Problem to work on: Your task is to transcribe, word for word, the line containing "Give me a plain-text" and all lines that follow it to the end of the entries. Leave out the pictures.

Data for this task:
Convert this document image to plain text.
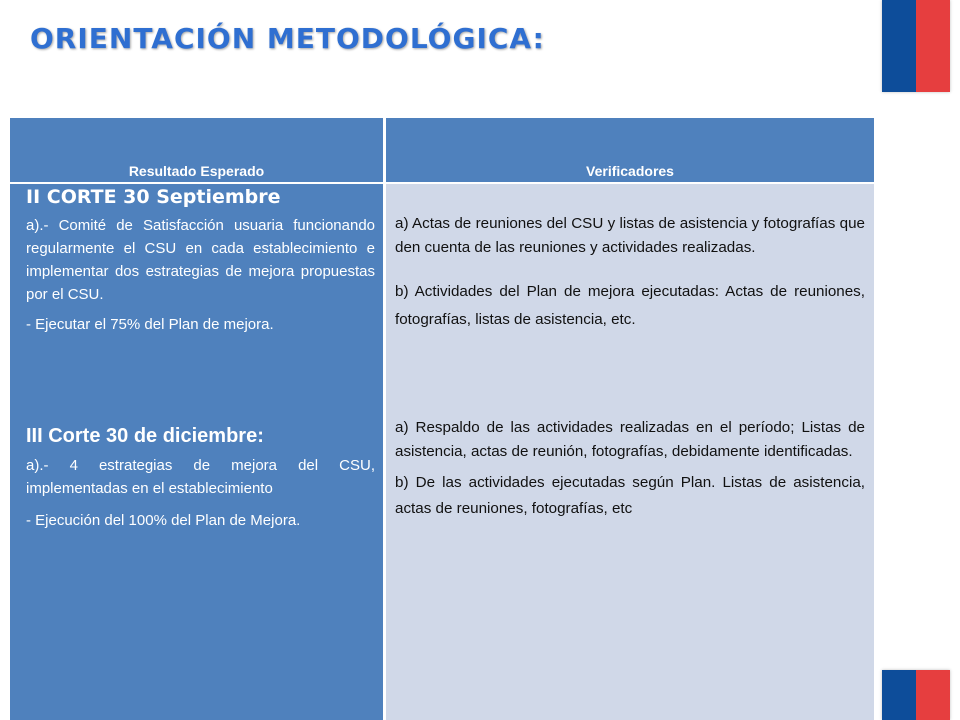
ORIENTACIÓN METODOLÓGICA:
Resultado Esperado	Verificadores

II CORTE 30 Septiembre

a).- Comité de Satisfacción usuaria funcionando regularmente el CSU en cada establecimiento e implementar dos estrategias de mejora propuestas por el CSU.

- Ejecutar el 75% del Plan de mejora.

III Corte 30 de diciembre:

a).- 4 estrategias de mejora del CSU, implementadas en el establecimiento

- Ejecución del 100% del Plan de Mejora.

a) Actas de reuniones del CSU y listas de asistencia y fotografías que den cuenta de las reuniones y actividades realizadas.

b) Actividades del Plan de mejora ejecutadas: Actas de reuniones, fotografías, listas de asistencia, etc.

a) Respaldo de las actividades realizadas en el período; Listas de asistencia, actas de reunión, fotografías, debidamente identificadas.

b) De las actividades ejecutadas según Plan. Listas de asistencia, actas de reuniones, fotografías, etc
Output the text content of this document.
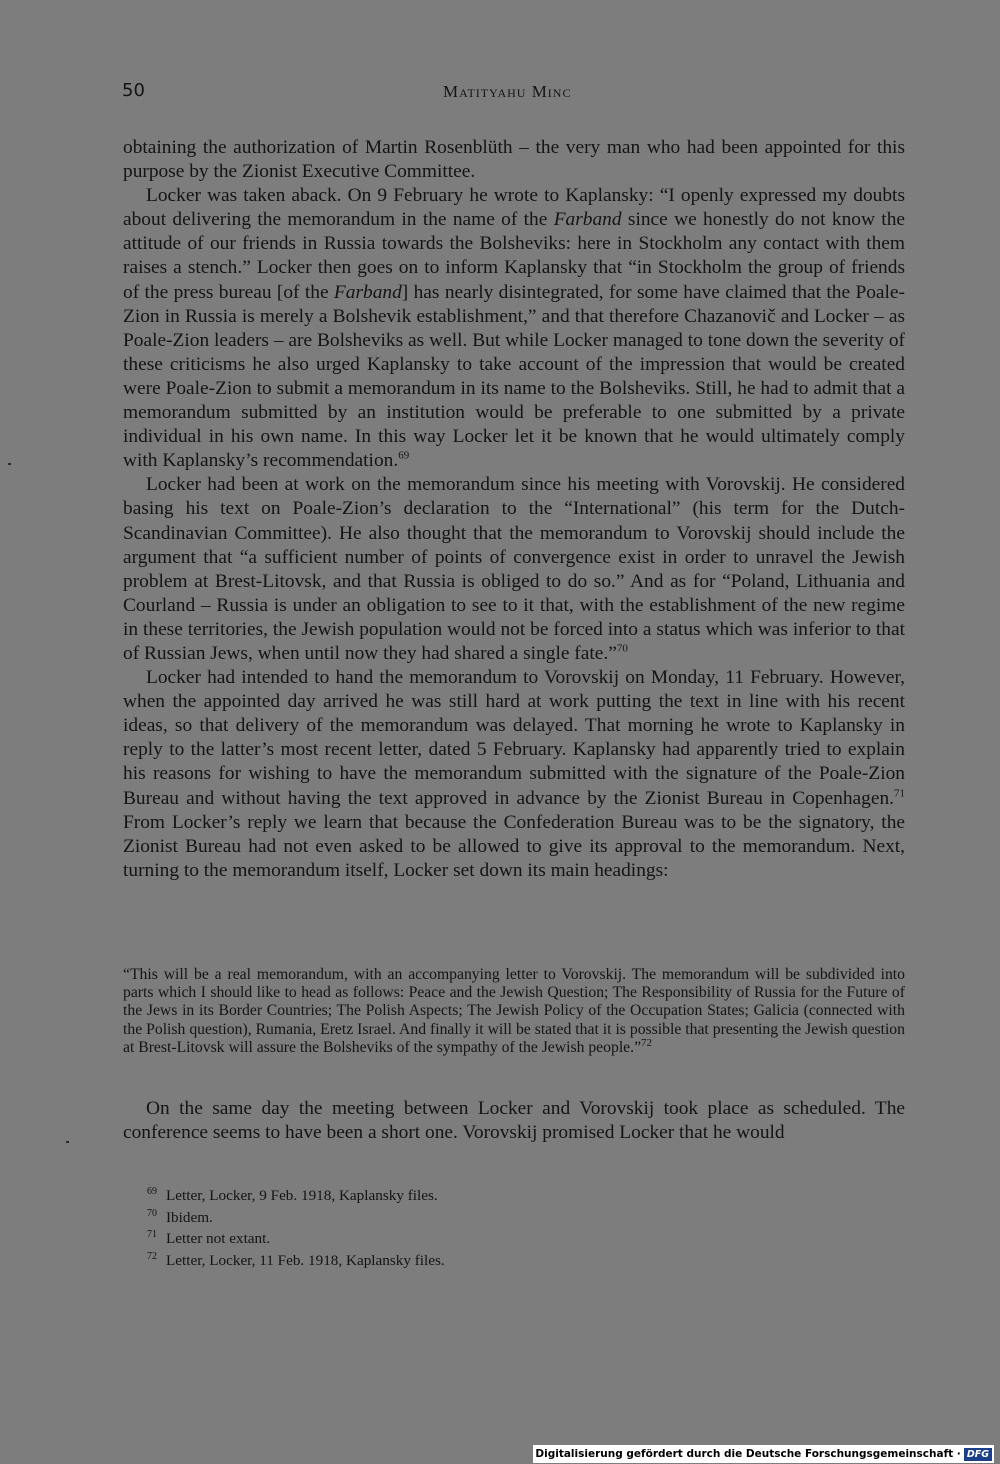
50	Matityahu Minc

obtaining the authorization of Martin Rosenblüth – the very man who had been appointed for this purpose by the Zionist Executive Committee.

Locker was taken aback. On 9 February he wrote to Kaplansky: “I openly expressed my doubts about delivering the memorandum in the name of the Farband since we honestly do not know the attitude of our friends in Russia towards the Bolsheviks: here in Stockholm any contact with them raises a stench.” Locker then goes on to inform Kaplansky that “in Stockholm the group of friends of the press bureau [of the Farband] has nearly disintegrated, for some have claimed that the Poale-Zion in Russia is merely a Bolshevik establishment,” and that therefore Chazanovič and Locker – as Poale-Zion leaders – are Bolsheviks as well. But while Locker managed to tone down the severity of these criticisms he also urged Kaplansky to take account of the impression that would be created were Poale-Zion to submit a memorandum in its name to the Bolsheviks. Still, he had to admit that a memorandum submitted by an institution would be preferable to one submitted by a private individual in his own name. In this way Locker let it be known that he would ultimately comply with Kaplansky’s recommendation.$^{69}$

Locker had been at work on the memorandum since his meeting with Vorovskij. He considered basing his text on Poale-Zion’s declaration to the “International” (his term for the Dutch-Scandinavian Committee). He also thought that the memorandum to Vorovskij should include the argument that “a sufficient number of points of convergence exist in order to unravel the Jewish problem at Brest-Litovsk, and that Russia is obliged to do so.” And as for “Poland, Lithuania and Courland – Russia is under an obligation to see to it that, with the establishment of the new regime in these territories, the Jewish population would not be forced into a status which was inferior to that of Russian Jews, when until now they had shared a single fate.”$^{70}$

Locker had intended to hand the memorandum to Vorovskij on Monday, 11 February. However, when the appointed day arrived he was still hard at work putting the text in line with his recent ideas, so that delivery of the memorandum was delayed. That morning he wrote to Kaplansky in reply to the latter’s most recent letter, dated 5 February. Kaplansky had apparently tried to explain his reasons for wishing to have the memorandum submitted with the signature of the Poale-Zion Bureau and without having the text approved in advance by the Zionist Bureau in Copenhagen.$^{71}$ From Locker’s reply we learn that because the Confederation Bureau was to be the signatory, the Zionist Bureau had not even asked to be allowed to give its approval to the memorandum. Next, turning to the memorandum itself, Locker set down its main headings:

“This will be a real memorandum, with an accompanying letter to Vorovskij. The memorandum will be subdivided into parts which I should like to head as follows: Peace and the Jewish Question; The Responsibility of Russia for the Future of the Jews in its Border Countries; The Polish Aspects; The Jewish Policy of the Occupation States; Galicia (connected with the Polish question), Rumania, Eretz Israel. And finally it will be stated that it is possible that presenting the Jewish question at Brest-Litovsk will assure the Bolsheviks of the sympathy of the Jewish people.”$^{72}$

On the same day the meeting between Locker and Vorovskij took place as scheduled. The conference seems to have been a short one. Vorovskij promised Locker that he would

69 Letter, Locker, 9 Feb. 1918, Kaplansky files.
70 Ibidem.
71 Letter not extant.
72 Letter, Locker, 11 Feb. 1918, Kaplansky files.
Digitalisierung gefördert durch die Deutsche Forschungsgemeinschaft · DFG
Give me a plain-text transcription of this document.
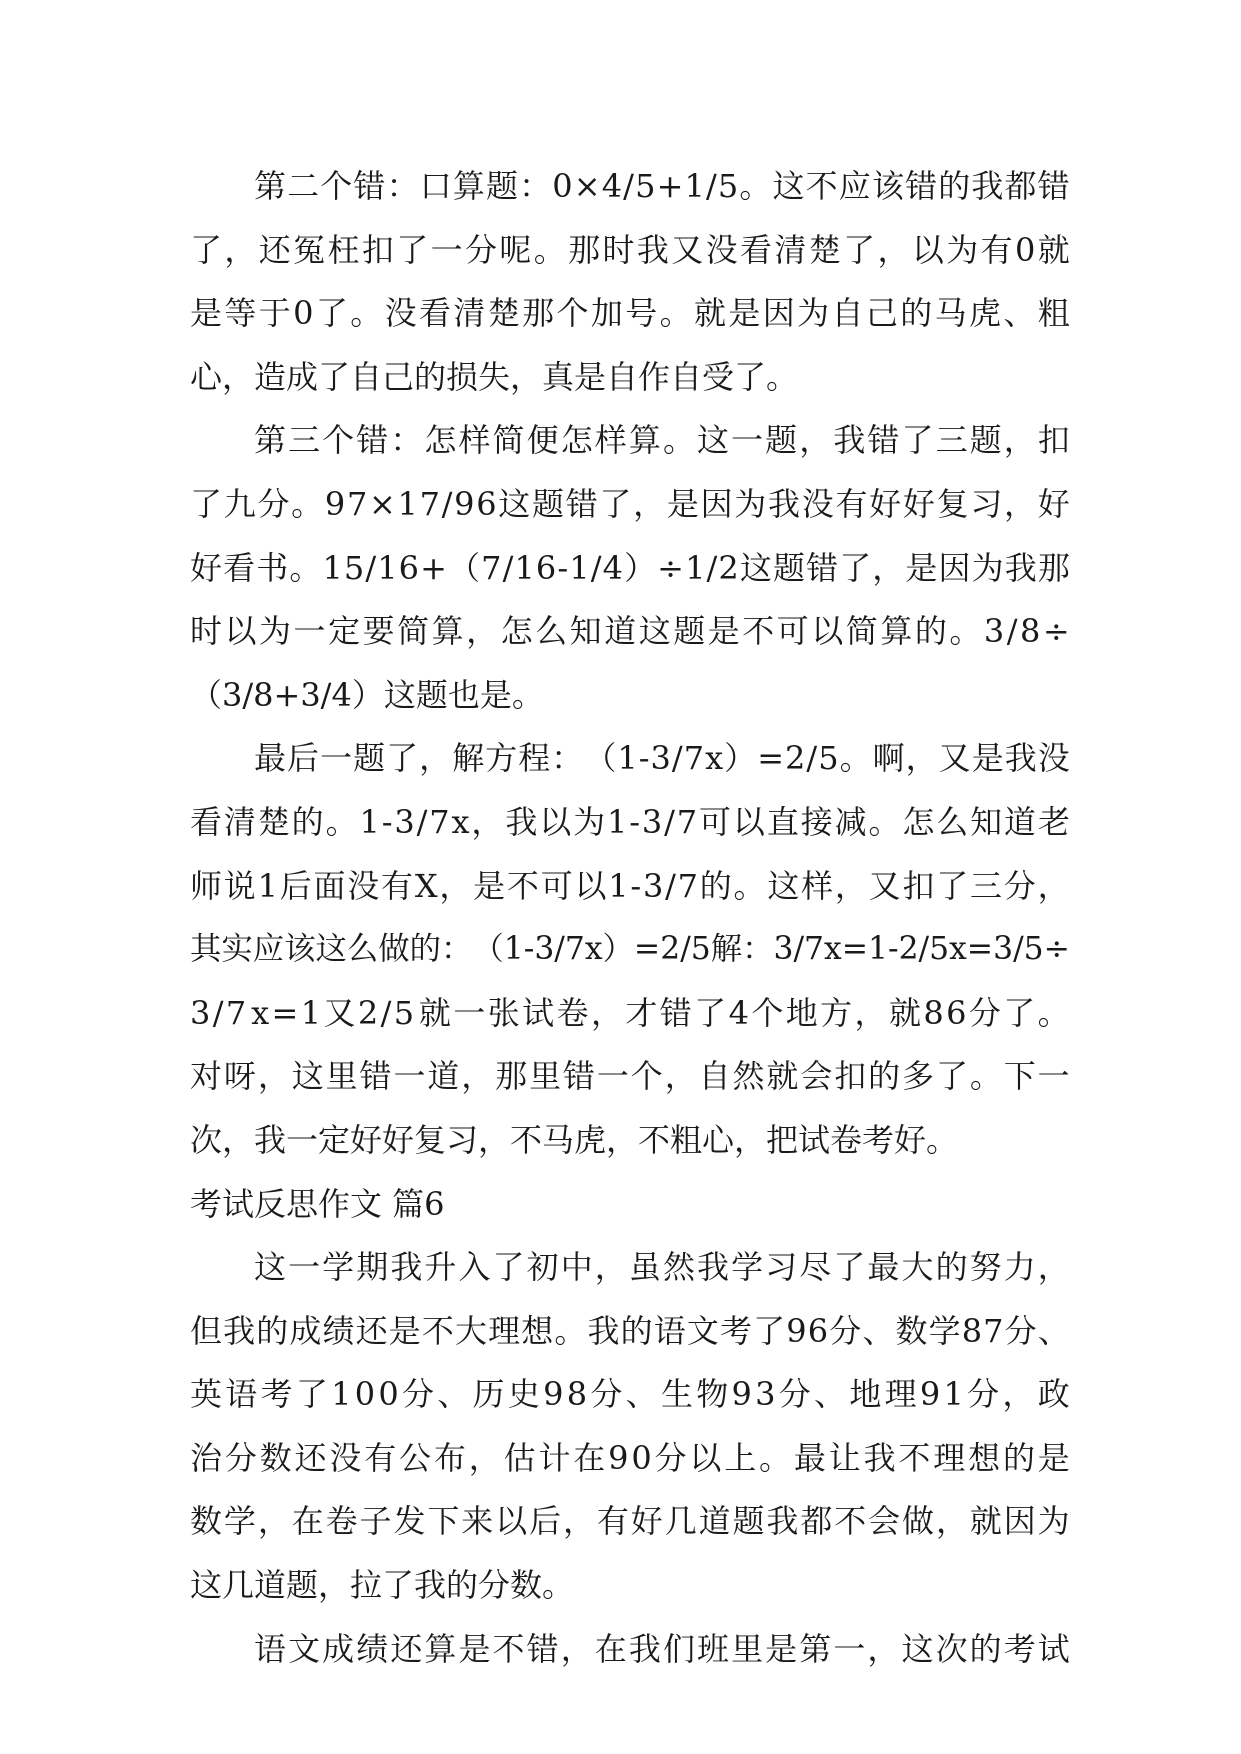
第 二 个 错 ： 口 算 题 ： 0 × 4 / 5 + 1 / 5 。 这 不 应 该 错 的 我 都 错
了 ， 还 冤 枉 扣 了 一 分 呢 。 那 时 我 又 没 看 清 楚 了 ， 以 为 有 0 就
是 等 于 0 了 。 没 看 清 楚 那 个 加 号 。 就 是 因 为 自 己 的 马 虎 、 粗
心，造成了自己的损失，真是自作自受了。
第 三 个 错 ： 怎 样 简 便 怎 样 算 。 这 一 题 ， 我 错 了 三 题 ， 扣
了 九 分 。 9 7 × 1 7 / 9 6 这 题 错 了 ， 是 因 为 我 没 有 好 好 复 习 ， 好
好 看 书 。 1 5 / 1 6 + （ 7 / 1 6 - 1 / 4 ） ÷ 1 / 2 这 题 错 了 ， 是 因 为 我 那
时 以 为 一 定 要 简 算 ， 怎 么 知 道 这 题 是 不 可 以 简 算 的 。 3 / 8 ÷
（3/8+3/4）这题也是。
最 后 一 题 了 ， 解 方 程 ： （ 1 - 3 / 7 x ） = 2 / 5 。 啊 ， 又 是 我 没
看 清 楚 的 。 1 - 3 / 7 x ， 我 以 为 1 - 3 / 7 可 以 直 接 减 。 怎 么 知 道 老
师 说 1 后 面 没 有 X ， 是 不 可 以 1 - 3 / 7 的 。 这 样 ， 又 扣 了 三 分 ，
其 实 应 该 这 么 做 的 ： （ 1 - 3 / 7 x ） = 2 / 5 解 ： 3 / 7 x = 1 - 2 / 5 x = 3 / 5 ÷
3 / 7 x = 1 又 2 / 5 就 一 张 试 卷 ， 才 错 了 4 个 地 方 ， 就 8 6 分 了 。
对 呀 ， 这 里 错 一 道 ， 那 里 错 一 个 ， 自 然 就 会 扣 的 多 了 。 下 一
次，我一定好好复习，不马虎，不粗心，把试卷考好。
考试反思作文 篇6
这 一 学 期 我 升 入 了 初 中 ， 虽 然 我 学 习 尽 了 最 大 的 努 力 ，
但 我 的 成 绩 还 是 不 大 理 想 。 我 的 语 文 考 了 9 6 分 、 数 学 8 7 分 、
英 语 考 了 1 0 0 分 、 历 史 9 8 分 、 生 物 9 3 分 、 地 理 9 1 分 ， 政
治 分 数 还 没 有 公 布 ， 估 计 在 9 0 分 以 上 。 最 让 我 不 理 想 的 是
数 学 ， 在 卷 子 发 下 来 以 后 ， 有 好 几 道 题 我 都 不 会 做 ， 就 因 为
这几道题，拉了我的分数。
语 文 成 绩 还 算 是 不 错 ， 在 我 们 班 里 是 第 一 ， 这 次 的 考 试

Solution to this exercise:
Give me a plain-text transcription of this document.
第 二 个 错 ： 口 算 题 ： 0 × 4 / 5 + 1 / 5 。 这 不 应 该 错 的 我 都 错
了 ， 还 冤 枉 扣 了 一 分 呢 。 那 时 我 又 没 看 清 楚 了 ， 以 为 有 0 就
是 等 于 0 了 。 没 看 清 楚 那 个 加 号 。 就 是 因 为 自 己 的 马 虎 、 粗
心，造成了自己的损失，真是自作自受了。
第 三 个 错 ： 怎 样 简 便 怎 样 算 。 这 一 题 ， 我 错 了 三 题 ， 扣
了 九 分 。 9 7 × 1 7 / 9 6 这 题 错 了 ， 是 因 为 我 没 有 好 好 复 习 ， 好
好 看 书 。 1 5 / 1 6 + （ 7 / 1 6 - 1 / 4 ） ÷ 1 / 2 这 题 错 了 ， 是 因 为 我 那
时 以 为 一 定 要 简 算 ， 怎 么 知 道 这 题 是 不 可 以 简 算 的 。 3 / 8 ÷
（3/8+3/4）这题也是。
最 后 一 题 了 ， 解 方 程 ： （ 1 - 3 / 7 x ） = 2 / 5 。 啊 ， 又 是 我 没
看 清 楚 的 。 1 - 3 / 7 x ， 我 以 为 1 - 3 / 7 可 以 直 接 减 。 怎 么 知 道 老
师 说 1 后 面 没 有 X ， 是 不 可 以 1 - 3 / 7 的 。 这 样 ， 又 扣 了 三 分 ，
其 实 应 该 这 么 做 的 ： （ 1 - 3 / 7 x ） = 2 / 5 解 ： 3 / 7 x = 1 - 2 / 5 x = 3 / 5 ÷
3 / 7 x = 1 又 2 / 5 就 一 张 试 卷 ， 才 错 了 4 个 地 方 ， 就 8 6 分 了 。
对 呀 ， 这 里 错 一 道 ， 那 里 错 一 个 ， 自 然 就 会 扣 的 多 了 。 下 一
次，我一定好好复习，不马虎，不粗心，把试卷考好。
考试反思作文 篇6
这 一 学 期 我 升 入 了 初 中 ， 虽 然 我 学 习 尽 了 最 大 的 努 力 ，
但 我 的 成 绩 还 是 不 大 理 想 。 我 的 语 文 考 了 9 6 分 、 数 学 8 7 分 、
英 语 考 了 1 0 0 分 、 历 史 9 8 分 、 生 物 9 3 分 、 地 理 9 1 分 ， 政
治 分 数 还 没 有 公 布 ， 估 计 在 9 0 分 以 上 。 最 让 我 不 理 想 的 是
数 学 ， 在 卷 子 发 下 来 以 后 ， 有 好 几 道 题 我 都 不 会 做 ， 就 因 为
这几道题，拉了我的分数。
语 文 成 绩 还 算 是 不 错 ， 在 我 们 班 里 是 第 一 ， 这 次 的 考 试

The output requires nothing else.